◆ Records for this task
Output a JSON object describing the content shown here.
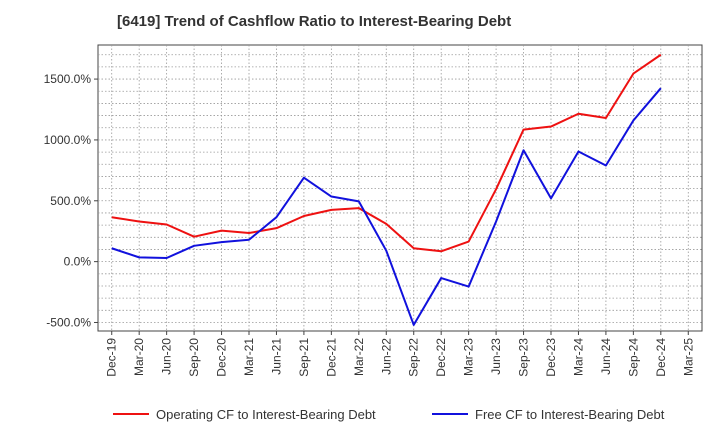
{
  "chart_data": {
    "type": "line",
    "title": "[6419]  Trend of Cashflow Ratio to Interest-Bearing Debt",
    "xlabel": "",
    "ylabel": "",
    "categories": [
      "Dec-19",
      "Mar-20",
      "Jun-20",
      "Sep-20",
      "Dec-20",
      "Mar-21",
      "Jun-21",
      "Sep-21",
      "Dec-21",
      "Mar-22",
      "Jun-22",
      "Sep-22",
      "Dec-22",
      "Mar-23",
      "Jun-23",
      "Sep-23",
      "Dec-23",
      "Mar-24",
      "Jun-24",
      "Sep-24",
      "Dec-24",
      "Mar-25"
    ],
    "yticks": [
      -500,
      0,
      500,
      1000,
      1500
    ],
    "ytick_labels": [
      "-500.0%",
      "0.0%",
      "500.0%",
      "1000.0%",
      "1500.0%"
    ],
    "ylim": [
      -570,
      1780
    ],
    "grid": true,
    "legend_position": "bottom",
    "series": [
      {
        "name": "Operating CF to Interest-Bearing Debt",
        "color": "#ee1111",
        "values": [
          365,
          330,
          305,
          205,
          255,
          235,
          275,
          375,
          425,
          440,
          310,
          110,
          85,
          165,
          595,
          1085,
          1110,
          1215,
          1180,
          1545,
          1700,
          null
        ]
      },
      {
        "name": "Free CF to Interest-Bearing Debt",
        "color": "#1111dd",
        "values": [
          110,
          35,
          30,
          130,
          160,
          180,
          365,
          690,
          535,
          495,
          90,
          -520,
          -135,
          -205,
          330,
          915,
          520,
          905,
          790,
          1160,
          1425,
          null
        ]
      }
    ]
  }
}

◆ Task to carry out
Work through the records above line by line and count those that hold the string "Interest". Give only the result.

◆ The result
3